→ **Exercise description**
Copy everything in the listing below word for word, apart from any images.

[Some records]
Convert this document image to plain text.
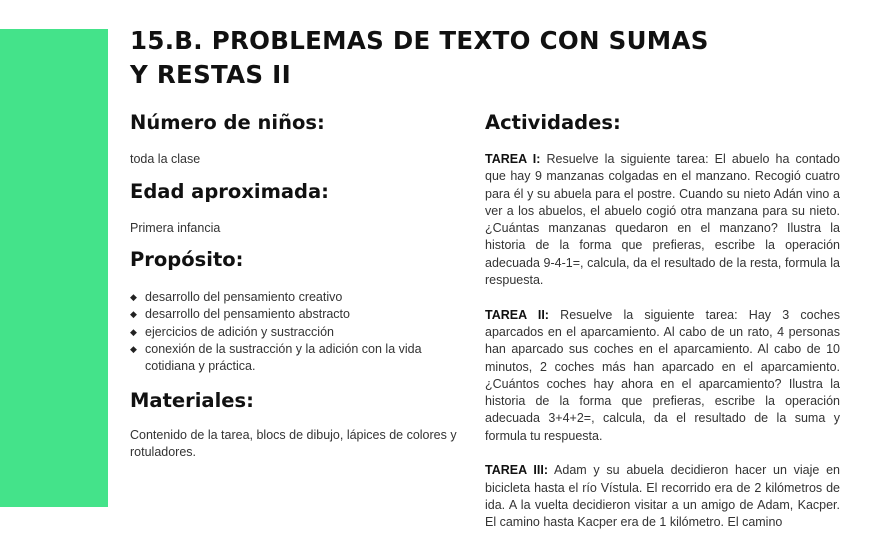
15.B. PROBLEMAS DE TEXTO CON SUMAS
Y RESTAS II
Número de niños:
toda la clase
Edad aproximada:
Primera infancia
Propósito:
◆ desarrollo del pensamiento creativo
◆ desarrollo del pensamiento abstracto
◆ ejercicios de adición y sustracción
◆ conexión de la sustracción y la adición con la vida cotidiana y práctica.
Materiales:
Contenido de la tarea, blocs de dibujo, lápices de colores y rotuladores.
Actividades:

TAREA I: Resuelve la siguiente tarea: El abuelo ha contado que hay 9 manzanas colgadas en el manzano. Recogió cuatro para él y su abuela para el postre. Cuando su nieto Adán vino a ver a los abuelos, el abuelo cogió otra manzana para su nieto. ¿Cuántas manzanas quedaron en el manzano? Ilustra la historia de la forma que prefieras, escribe la operación adecuada 9-4-1=, calcula, da el resultado de la resta, formula la respuesta.

TAREA II: Resuelve la siguiente tarea: Hay 3 coches aparcados en el aparcamiento. Al cabo de un rato, 4 personas han aparcado sus coches en el aparcamiento. Al cabo de 10 minutos, 2 coches más han aparcado en el aparcamiento. ¿Cuántos coches hay ahora en el aparcamiento? Ilustra la historia de la forma que prefieras, escribe la operación adecuada 3+4+2=, calcula, da el resultado de la suma y formula tu respuesta.

TAREA III: Adam y su abuela decidieron hacer un viaje en bicicleta hasta el río Vístula. El recorrido era de 2 kilómetros de ida. A la vuelta decidieron visitar a un amigo de Adam, Kacper. El camino hasta Kacper era de 1 kilómetro. El camino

→ **The completed task**
Convert this document image to plain text.
15.B. PROBLEMAS DE TEXTO CON SUMAS
Y RESTAS II
Número de niños:
toda la clase
Edad aproximada:
Primera infancia
Propósito:
◆ desarrollo del pensamiento creativo
◆ desarrollo del pensamiento abstracto
◆ ejercicios de adición y sustracción
◆ conexión de la sustracción y la adición con la vida cotidiana y práctica.
Materiales:
Contenido de la tarea, blocs de dibujo, lápices de colores y rotuladores.
Actividades:

TAREA I: Resuelve la siguiente tarea: El abuelo ha contado que hay 9 manzanas colgadas en el manzano. Recogió cuatro para él y su abuela para el postre. Cuando su nieto Adán vino a ver a los abuelos, el abuelo cogió otra manzana para su nieto. ¿Cuántas manzanas quedaron en el manzano? Ilustra la historia de la forma que prefieras, escribe la operación adecuada 9-4-1=, calcula, da el resultado de la resta, formula la respuesta.

TAREA II: Resuelve la siguiente tarea: Hay 3 coches aparcados en el aparcamiento. Al cabo de un rato, 4 personas han aparcado sus coches en el aparcamiento. Al cabo de 10 minutos, 2 coches más han aparcado en el aparcamiento. ¿Cuántos coches hay ahora en el aparcamiento? Ilustra la historia de la forma que prefieras, escribe la operación adecuada 3+4+2=, calcula, da el resultado de la suma y formula tu respuesta.

TAREA III: Adam y su abuela decidieron hacer un viaje en bicicleta hasta el río Vístula. El recorrido era de 2 kilómetros de ida. A la vuelta decidieron visitar a un amigo de Adam, Kacper. El camino hasta Kacper era de 1 kilómetro. El camino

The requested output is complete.